TASK REQUIREMENTS
Please find every line of the listing below where "diet" occurs and copy it.

EXTRACTED INFORMATION
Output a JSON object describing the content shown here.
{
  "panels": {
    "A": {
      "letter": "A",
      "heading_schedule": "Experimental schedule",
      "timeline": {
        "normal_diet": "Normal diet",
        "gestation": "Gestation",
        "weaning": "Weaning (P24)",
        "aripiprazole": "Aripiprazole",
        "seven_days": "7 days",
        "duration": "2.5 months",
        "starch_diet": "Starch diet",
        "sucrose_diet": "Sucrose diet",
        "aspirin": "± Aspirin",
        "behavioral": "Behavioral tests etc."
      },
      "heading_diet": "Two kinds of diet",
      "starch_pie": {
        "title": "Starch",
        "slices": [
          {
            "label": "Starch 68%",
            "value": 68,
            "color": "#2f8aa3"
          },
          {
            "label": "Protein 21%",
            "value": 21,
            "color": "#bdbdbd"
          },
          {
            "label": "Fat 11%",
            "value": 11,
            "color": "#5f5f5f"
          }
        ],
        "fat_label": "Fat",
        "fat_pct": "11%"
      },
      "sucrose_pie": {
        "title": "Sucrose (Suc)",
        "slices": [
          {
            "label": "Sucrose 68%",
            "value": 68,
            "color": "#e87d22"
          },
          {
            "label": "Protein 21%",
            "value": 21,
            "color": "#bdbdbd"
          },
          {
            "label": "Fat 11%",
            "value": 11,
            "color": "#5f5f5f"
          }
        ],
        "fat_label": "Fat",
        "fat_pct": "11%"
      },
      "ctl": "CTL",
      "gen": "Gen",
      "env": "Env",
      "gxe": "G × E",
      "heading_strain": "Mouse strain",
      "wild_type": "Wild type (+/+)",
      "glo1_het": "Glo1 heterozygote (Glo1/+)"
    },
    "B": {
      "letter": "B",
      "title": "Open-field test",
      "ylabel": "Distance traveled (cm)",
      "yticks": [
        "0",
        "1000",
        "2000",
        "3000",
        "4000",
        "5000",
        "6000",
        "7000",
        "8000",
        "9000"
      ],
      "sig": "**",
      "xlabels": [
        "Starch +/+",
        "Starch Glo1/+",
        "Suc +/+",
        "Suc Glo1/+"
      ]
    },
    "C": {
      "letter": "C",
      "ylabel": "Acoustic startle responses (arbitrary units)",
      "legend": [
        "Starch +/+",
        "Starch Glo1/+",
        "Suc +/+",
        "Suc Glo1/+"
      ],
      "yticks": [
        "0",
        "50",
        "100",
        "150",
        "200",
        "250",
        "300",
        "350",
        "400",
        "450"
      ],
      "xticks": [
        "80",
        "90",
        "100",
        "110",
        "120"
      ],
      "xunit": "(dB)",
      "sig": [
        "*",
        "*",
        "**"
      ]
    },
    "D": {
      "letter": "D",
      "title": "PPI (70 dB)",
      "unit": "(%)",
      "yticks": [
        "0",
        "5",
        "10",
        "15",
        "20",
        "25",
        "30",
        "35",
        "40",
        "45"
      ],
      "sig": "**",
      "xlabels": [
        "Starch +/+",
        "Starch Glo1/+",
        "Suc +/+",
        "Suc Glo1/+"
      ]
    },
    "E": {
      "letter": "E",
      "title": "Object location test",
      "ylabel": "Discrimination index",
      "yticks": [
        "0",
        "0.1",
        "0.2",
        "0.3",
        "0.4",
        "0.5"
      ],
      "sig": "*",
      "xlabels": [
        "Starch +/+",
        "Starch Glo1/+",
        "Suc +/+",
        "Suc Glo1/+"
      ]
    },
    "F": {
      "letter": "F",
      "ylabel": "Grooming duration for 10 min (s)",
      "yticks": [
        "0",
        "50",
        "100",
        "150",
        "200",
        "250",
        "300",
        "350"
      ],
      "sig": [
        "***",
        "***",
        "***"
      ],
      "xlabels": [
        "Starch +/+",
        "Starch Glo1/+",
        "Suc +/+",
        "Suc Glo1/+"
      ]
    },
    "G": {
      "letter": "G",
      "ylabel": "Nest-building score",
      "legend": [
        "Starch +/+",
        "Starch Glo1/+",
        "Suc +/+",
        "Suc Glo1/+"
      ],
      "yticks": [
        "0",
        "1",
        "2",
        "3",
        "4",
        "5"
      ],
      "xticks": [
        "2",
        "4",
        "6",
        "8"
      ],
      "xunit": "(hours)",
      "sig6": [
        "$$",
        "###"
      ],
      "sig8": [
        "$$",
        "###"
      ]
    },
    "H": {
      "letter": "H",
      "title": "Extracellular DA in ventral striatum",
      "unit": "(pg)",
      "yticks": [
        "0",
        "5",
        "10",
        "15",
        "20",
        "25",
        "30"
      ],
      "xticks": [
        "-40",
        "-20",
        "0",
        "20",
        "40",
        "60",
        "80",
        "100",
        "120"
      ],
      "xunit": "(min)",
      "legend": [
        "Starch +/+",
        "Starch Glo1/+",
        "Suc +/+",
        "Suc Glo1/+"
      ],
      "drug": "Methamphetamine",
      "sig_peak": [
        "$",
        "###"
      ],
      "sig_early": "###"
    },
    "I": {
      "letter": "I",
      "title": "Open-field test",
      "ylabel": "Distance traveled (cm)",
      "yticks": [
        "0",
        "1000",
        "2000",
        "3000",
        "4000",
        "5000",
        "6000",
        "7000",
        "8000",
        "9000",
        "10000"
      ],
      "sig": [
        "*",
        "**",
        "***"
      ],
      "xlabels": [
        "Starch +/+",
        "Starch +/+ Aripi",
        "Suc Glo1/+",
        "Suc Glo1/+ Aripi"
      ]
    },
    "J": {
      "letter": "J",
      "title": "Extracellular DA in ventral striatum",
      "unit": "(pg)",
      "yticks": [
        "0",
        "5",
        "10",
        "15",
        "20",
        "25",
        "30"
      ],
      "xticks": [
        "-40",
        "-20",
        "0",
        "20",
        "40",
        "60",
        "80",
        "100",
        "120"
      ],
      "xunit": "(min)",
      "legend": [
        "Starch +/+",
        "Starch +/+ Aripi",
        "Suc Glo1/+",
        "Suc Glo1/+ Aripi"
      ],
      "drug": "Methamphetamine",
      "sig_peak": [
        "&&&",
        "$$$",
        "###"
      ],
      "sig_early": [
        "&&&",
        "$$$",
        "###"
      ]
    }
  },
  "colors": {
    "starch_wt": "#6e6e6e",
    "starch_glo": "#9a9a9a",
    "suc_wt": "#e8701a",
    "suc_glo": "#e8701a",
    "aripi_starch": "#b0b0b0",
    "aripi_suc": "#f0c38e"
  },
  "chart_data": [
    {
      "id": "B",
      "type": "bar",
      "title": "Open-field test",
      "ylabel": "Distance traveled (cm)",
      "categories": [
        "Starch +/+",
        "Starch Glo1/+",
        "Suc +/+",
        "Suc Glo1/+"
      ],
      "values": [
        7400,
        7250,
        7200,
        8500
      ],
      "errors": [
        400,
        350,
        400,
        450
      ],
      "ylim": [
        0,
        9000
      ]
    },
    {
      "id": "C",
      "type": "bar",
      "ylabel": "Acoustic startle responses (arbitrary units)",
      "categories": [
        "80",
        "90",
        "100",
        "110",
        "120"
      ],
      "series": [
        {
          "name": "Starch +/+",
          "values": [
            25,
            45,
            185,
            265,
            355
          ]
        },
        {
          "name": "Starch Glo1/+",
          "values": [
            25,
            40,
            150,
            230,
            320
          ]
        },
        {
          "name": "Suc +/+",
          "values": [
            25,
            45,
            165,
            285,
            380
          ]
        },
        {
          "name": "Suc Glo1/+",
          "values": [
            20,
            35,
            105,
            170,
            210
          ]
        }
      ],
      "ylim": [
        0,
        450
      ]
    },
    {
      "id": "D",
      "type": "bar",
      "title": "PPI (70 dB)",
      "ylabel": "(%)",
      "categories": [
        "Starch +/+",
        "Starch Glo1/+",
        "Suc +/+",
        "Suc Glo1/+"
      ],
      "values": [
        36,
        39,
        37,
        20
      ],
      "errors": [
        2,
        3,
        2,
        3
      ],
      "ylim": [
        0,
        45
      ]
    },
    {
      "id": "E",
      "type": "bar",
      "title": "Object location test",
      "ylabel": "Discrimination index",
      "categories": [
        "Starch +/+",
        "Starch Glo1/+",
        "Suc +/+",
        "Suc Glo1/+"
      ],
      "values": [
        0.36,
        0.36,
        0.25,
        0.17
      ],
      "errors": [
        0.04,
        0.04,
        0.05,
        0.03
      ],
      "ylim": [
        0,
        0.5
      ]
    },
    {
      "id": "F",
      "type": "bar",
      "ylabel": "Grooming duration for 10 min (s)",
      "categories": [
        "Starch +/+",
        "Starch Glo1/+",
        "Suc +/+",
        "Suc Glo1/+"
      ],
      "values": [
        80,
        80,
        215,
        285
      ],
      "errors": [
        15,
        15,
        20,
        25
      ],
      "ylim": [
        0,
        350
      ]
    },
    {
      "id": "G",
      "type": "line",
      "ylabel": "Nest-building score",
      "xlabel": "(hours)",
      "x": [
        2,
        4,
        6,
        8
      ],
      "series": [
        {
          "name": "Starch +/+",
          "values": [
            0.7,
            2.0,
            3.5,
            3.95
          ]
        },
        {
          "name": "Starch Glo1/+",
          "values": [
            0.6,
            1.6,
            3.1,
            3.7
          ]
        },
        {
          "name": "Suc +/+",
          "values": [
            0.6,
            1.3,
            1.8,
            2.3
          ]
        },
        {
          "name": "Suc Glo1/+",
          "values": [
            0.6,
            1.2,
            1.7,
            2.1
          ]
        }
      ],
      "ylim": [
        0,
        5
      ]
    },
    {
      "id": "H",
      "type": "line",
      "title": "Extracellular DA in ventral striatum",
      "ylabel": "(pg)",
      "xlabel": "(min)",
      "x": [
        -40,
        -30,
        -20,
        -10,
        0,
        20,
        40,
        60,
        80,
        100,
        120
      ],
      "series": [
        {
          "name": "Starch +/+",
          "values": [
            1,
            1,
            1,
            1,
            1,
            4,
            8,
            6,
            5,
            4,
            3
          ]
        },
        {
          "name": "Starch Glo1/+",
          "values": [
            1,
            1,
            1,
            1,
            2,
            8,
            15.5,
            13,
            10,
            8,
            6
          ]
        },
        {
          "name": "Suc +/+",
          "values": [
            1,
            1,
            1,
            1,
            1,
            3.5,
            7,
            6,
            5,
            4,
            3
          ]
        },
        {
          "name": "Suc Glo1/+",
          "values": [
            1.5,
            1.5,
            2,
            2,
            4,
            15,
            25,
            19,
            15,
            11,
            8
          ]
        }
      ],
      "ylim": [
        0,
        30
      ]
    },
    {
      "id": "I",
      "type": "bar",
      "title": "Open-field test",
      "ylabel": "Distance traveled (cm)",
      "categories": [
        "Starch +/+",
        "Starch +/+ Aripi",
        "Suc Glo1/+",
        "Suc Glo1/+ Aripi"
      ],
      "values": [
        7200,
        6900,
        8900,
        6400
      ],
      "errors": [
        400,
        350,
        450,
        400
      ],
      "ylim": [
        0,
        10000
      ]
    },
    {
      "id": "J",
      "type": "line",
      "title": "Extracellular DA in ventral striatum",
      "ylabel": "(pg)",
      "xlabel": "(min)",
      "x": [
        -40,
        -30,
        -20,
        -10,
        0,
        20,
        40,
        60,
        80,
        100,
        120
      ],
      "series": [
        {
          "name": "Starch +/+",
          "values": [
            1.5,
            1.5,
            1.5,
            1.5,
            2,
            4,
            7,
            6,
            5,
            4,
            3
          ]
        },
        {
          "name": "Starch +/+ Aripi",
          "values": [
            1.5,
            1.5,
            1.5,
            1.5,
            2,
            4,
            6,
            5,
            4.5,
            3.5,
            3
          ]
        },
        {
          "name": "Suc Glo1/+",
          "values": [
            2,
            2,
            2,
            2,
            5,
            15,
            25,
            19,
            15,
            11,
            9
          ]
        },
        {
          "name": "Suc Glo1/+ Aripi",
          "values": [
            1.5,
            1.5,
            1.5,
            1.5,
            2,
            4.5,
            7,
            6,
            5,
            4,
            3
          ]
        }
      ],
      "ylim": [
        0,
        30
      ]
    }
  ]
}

YOUR RESPONSE
        "normal_diet": "Normal diet",
        "starch_diet": "Starch diet",
        "sucrose_diet": "Sucrose diet",
      "heading_diet": "Two kinds of diet",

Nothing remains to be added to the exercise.